> **Problem requirements**
Looking at the listing, state how many of its lines contain the string "What". Write only the number.

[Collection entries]
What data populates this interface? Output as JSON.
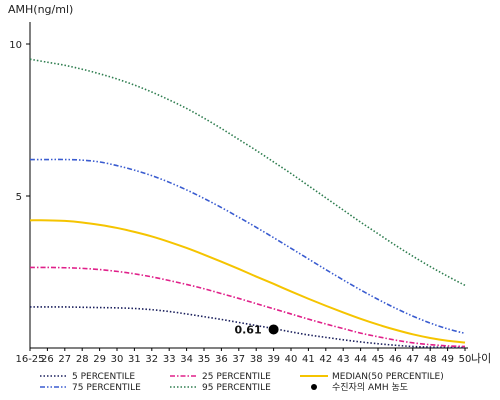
{
  "chart_data": {
    "type": "line",
    "ylabel": "AMH(ng/ml)",
    "xlabel": "나이",
    "x": [
      "16-25",
      "26",
      "27",
      "28",
      "29",
      "30",
      "31",
      "32",
      "33",
      "34",
      "35",
      "36",
      "37",
      "38",
      "39",
      "40",
      "41",
      "42",
      "43",
      "44",
      "45",
      "46",
      "47",
      "48",
      "49",
      "50"
    ],
    "yticks": [
      5,
      10
    ],
    "ylim": [
      0,
      11
    ],
    "grid": false,
    "legend_placement": "bottom",
    "series": [
      {
        "name": "5 PERCENTILE",
        "color": "#1a1f5c",
        "dash": "dotted",
        "values": [
          1.35,
          1.35,
          1.35,
          1.34,
          1.33,
          1.32,
          1.3,
          1.26,
          1.2,
          1.12,
          1.03,
          0.94,
          0.84,
          0.74,
          0.64,
          0.53,
          0.43,
          0.35,
          0.27,
          0.2,
          0.14,
          0.09,
          0.05,
          0.03,
          0.02,
          0.02
        ]
      },
      {
        "name": "25 PERCENTILE",
        "color": "#e0208a",
        "dash": "dashdot",
        "values": [
          2.65,
          2.65,
          2.64,
          2.62,
          2.58,
          2.52,
          2.44,
          2.34,
          2.22,
          2.09,
          1.95,
          1.79,
          1.63,
          1.46,
          1.29,
          1.12,
          0.95,
          0.79,
          0.64,
          0.49,
          0.37,
          0.26,
          0.17,
          0.11,
          0.07,
          0.05
        ]
      },
      {
        "name": "MEDIAN(50 PERCENTILE)",
        "color": "#f5c400",
        "dash": "solid",
        "values": [
          4.2,
          4.2,
          4.18,
          4.13,
          4.05,
          3.95,
          3.82,
          3.67,
          3.49,
          3.29,
          3.07,
          2.84,
          2.6,
          2.35,
          2.11,
          1.86,
          1.62,
          1.39,
          1.17,
          0.96,
          0.77,
          0.6,
          0.45,
          0.33,
          0.24,
          0.18
        ]
      },
      {
        "name": "75 PERCENTILE",
        "color": "#3a5cd0",
        "dash": "dashdotdot",
        "values": [
          6.2,
          6.2,
          6.2,
          6.18,
          6.12,
          6.0,
          5.85,
          5.67,
          5.45,
          5.2,
          4.92,
          4.62,
          4.3,
          3.97,
          3.63,
          3.28,
          2.93,
          2.58,
          2.24,
          1.91,
          1.6,
          1.31,
          1.05,
          0.82,
          0.63,
          0.48
        ]
      },
      {
        "name": "95 PERCENTILE",
        "color": "#2e7d4f",
        "dash": "dotted",
        "values": [
          9.5,
          9.4,
          9.3,
          9.17,
          9.02,
          8.85,
          8.65,
          8.42,
          8.16,
          7.88,
          7.56,
          7.22,
          6.86,
          6.5,
          6.12,
          5.74,
          5.34,
          4.94,
          4.54,
          4.14,
          3.76,
          3.38,
          3.02,
          2.68,
          2.36,
          2.06
        ]
      }
    ],
    "marker": {
      "name": "수진자의 AMH 농도",
      "x": "39",
      "y": 0.61,
      "label": "0.61",
      "color": "#000000"
    }
  }
}
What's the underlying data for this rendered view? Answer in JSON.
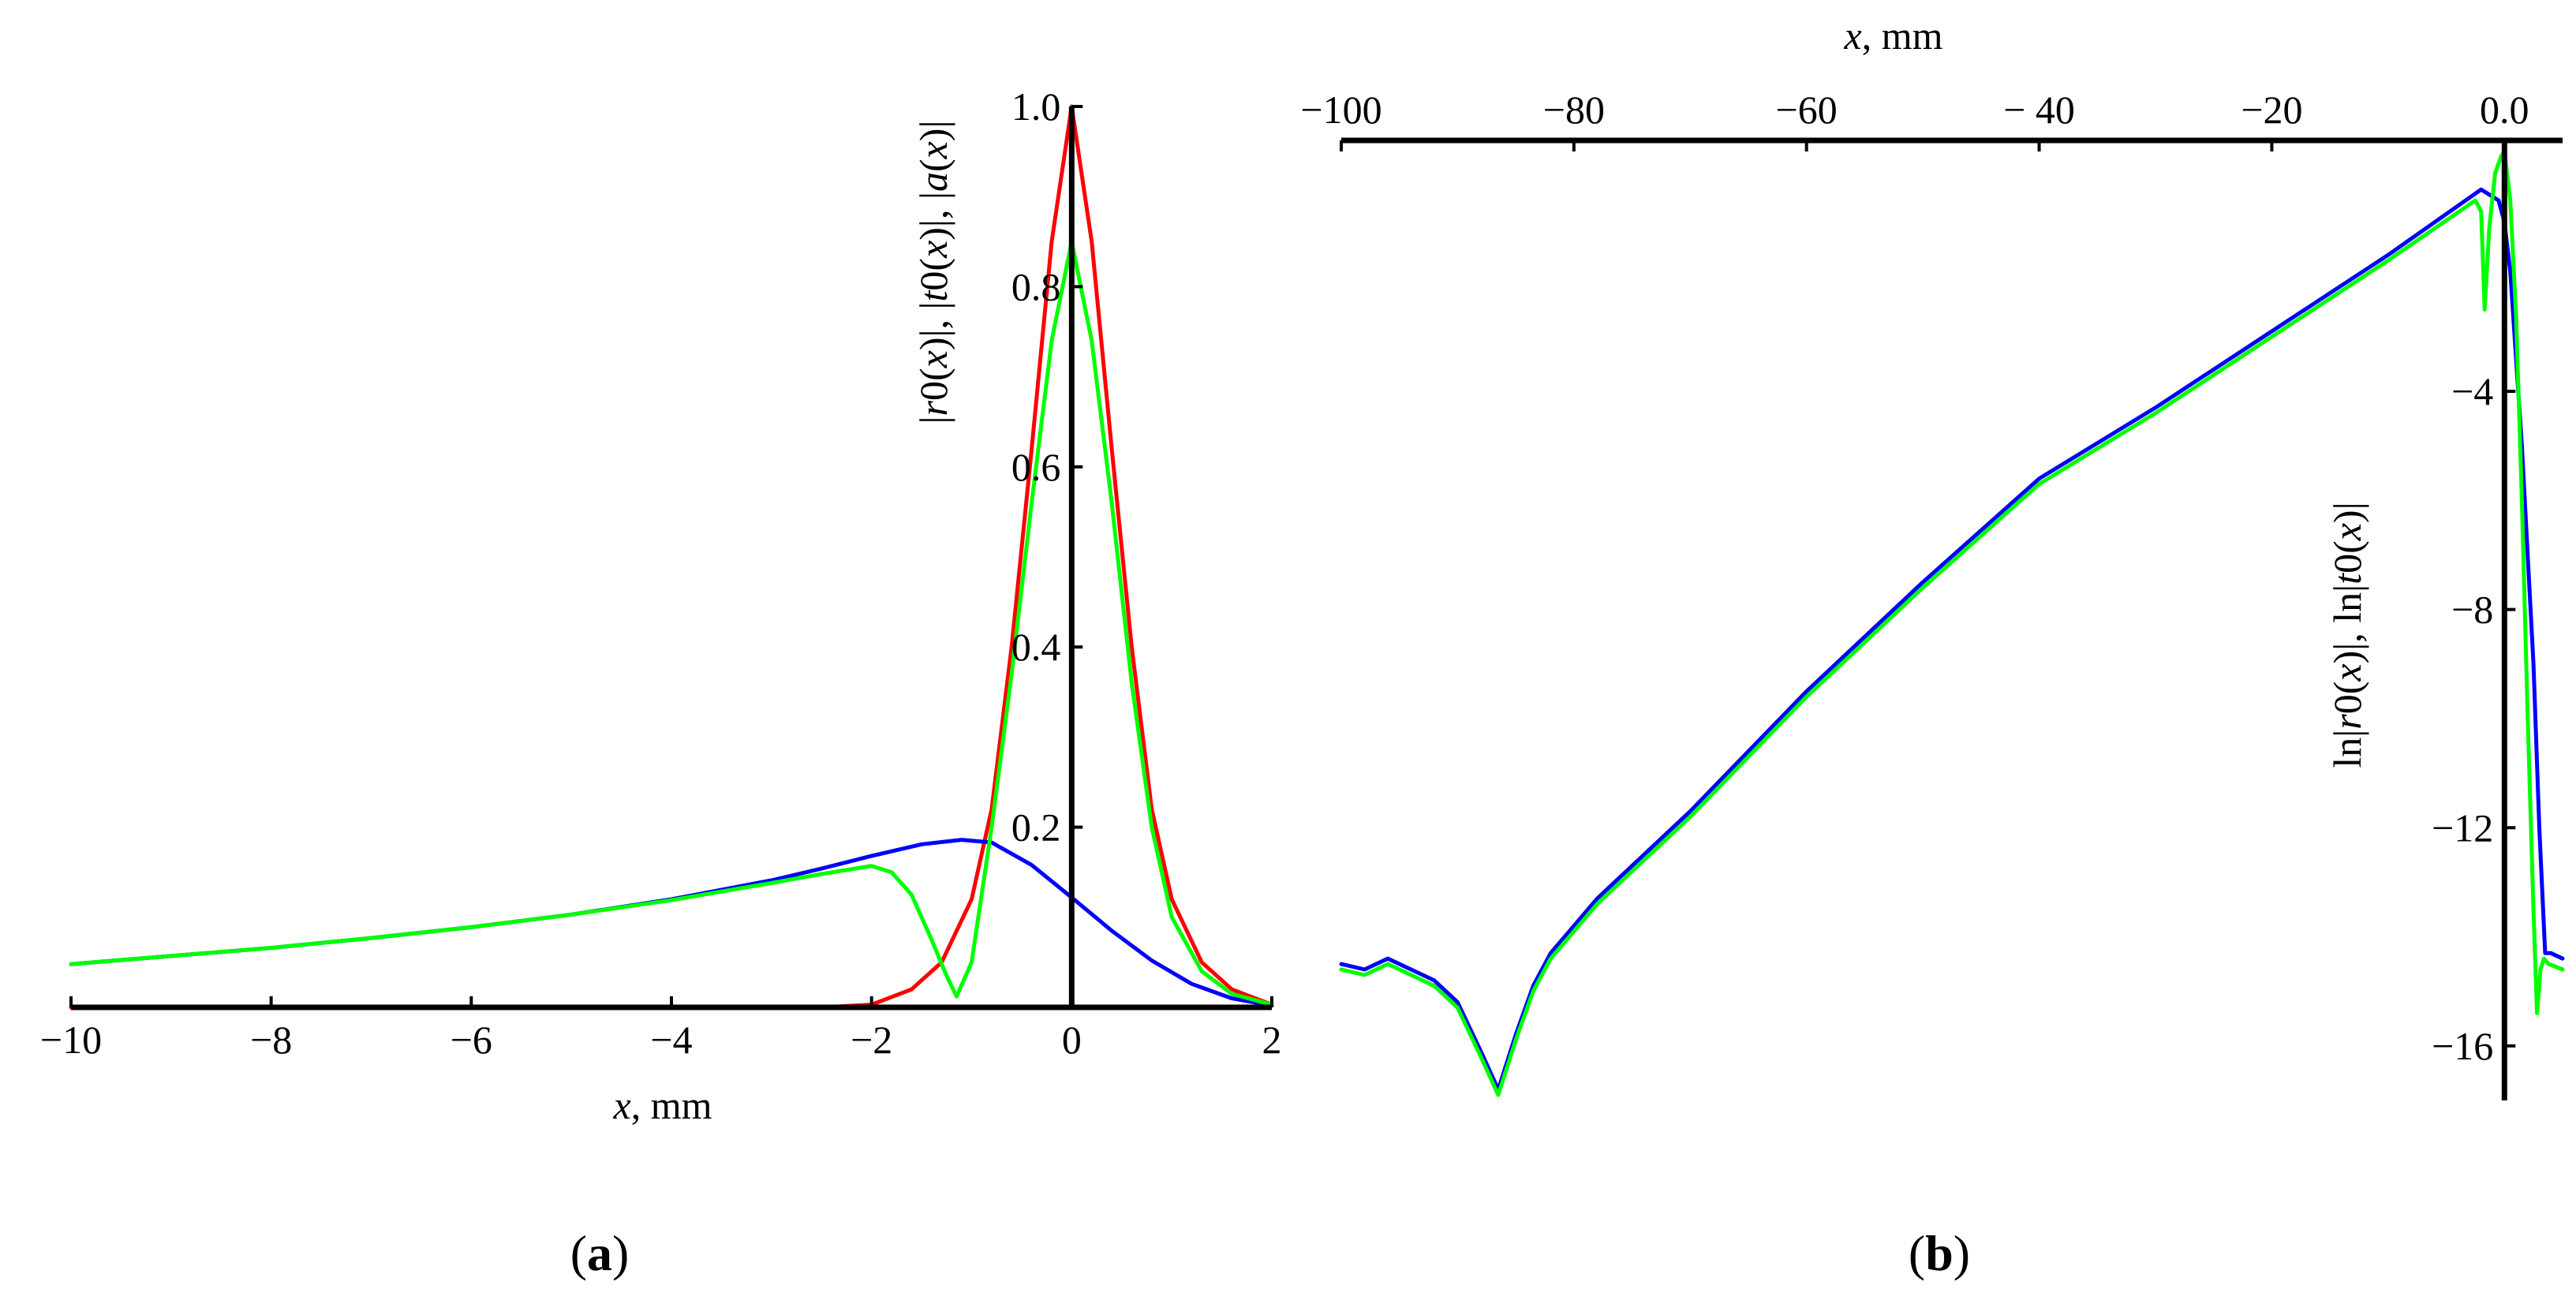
{
  "chart_data": [
    {
      "id": "a",
      "type": "line",
      "panel_label": "(a)",
      "panel_letter": "a",
      "title": "",
      "xlabel": "x, mm",
      "xlabel_var": "x",
      "xlabel_unit": ", mm",
      "ylabel": "|r0(x)|, |t0(x)|, |a(x)|",
      "ylabel_parts": [
        "|",
        "r",
        "0",
        "(",
        "x",
        ")|, |",
        "t",
        "0",
        "(",
        "x",
        ")|, |",
        "a",
        "(",
        "x",
        ")|"
      ],
      "xlim": [
        -10,
        2
      ],
      "ylim": [
        0,
        1.0
      ],
      "xticks": [
        -10,
        -8,
        -6,
        -4,
        -2,
        0,
        2
      ],
      "xtick_labels": [
        "−10",
        "−8",
        "−6",
        "−4",
        "−2",
        "0",
        "2"
      ],
      "yticks": [
        0.2,
        0.4,
        0.6,
        0.8,
        1.0
      ],
      "ytick_labels": [
        "0.2",
        "0.4",
        "0.6",
        "0.8",
        "1.0"
      ],
      "series": [
        {
          "name": "|a(x)|",
          "color": "#ff0000",
          "x": [
            -10,
            -2.5,
            -2,
            -1.6,
            -1.3,
            -1.0,
            -0.8,
            -0.6,
            -0.4,
            -0.2,
            0,
            0.2,
            0.4,
            0.6,
            0.8,
            1.0,
            1.3,
            1.6,
            2.0
          ],
          "y": [
            0,
            0,
            0.003,
            0.02,
            0.05,
            0.12,
            0.22,
            0.4,
            0.62,
            0.85,
            1.0,
            0.85,
            0.62,
            0.4,
            0.22,
            0.12,
            0.05,
            0.02,
            0.003
          ]
        },
        {
          "name": "|r0(x)|",
          "color": "#0000ff",
          "x": [
            -10,
            -9,
            -8,
            -7,
            -6,
            -5,
            -4,
            -3,
            -2.5,
            -2,
            -1.5,
            -1.1,
            -0.8,
            -0.4,
            0,
            0.4,
            0.8,
            1.2,
            1.6,
            2.0
          ],
          "y": [
            0.048,
            0.057,
            0.066,
            0.077,
            0.089,
            0.103,
            0.12,
            0.141,
            0.154,
            0.168,
            0.181,
            0.186,
            0.183,
            0.158,
            0.122,
            0.085,
            0.052,
            0.026,
            0.01,
            0.002
          ]
        },
        {
          "name": "|t0(x)|",
          "color": "#00ff00",
          "x": [
            -10,
            -9,
            -8,
            -7,
            -6,
            -5,
            -4,
            -3,
            -2.5,
            -2.0,
            -1.8,
            -1.6,
            -1.4,
            -1.25,
            -1.15,
            -1.0,
            -0.8,
            -0.6,
            -0.4,
            -0.2,
            0,
            0.2,
            0.4,
            0.6,
            0.8,
            1.0,
            1.3,
            1.6,
            2.0
          ],
          "y": [
            0.048,
            0.057,
            0.066,
            0.077,
            0.089,
            0.103,
            0.119,
            0.138,
            0.148,
            0.157,
            0.15,
            0.125,
            0.075,
            0.035,
            0.012,
            0.05,
            0.2,
            0.37,
            0.56,
            0.74,
            0.85,
            0.74,
            0.56,
            0.36,
            0.2,
            0.1,
            0.04,
            0.015,
            0.003
          ]
        }
      ]
    },
    {
      "id": "b",
      "type": "line",
      "panel_label": "(b)",
      "panel_letter": "b",
      "title": "",
      "xlabel": "x, mm",
      "xlabel_var": "x",
      "xlabel_unit": ", mm",
      "ylabel": "ln|r0(x)|, ln|t0(x)|",
      "ylabel_parts": [
        "ln|",
        "r",
        "0",
        "(",
        "x",
        ")|, ln|",
        "t",
        "0",
        "(",
        "x",
        ")|"
      ],
      "xlim": [
        -100,
        5
      ],
      "ylim": [
        -17,
        0.6
      ],
      "x_axis_position": "top",
      "xticks": [
        -100,
        -80,
        -60,
        -40,
        -20,
        0
      ],
      "xtick_labels": [
        "−100",
        "−80",
        "−60",
        "− 40",
        "−20",
        "0.0"
      ],
      "yticks": [
        -4,
        -8,
        -12,
        -16
      ],
      "ytick_labels": [
        "−4",
        "−8",
        "−12",
        "−16"
      ],
      "series": [
        {
          "name": "ln|r0(x)|",
          "color": "#0000ff",
          "x": [
            -100,
            -98,
            -96,
            -94,
            -92,
            -90,
            -88,
            -86.5,
            -85,
            -83.5,
            -82,
            -80,
            -78,
            -70,
            -60,
            -50,
            -40,
            -30,
            -20,
            -10,
            -2,
            -0.5,
            0,
            0.5,
            1.5,
            2.5,
            3,
            3.5,
            4,
            5
          ],
          "y": [
            -14.5,
            -14.6,
            -14.4,
            -14.6,
            -14.8,
            -15.2,
            -16.1,
            -16.8,
            -15.8,
            -14.9,
            -14.3,
            -13.8,
            -13.3,
            -11.7,
            -9.5,
            -7.5,
            -5.6,
            -4.3,
            -2.9,
            -1.5,
            -0.3,
            -0.5,
            -0.9,
            -1.8,
            -5.0,
            -9.0,
            -12.0,
            -14.3,
            -14.3,
            -14.4
          ]
        },
        {
          "name": "ln|t0(x)|",
          "color": "#00ff00",
          "x": [
            -100,
            -98,
            -96,
            -94,
            -92,
            -90,
            -88,
            -86.5,
            -85,
            -83.5,
            -82,
            -80,
            -78,
            -70,
            -60,
            -50,
            -40,
            -30,
            -20,
            -10,
            -2.5,
            -2,
            -1.7,
            -1.3,
            -0.8,
            -0.3,
            0,
            0.5,
            1.0,
            1.5,
            2.0,
            2.5,
            2.8,
            3.1,
            3.4,
            3.8,
            5
          ],
          "y": [
            -14.6,
            -14.7,
            -14.5,
            -14.7,
            -14.9,
            -15.3,
            -16.2,
            -16.9,
            -15.9,
            -15.0,
            -14.4,
            -13.9,
            -13.4,
            -11.8,
            -9.6,
            -7.6,
            -5.7,
            -4.4,
            -3.0,
            -1.6,
            -0.5,
            -0.7,
            -2.5,
            -1.0,
            0.0,
            0.3,
            0.4,
            -0.5,
            -2.6,
            -6.0,
            -10.0,
            -13.5,
            -15.4,
            -14.6,
            -14.4,
            -14.5,
            -14.6
          ]
        }
      ]
    }
  ]
}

> **Full answer**
2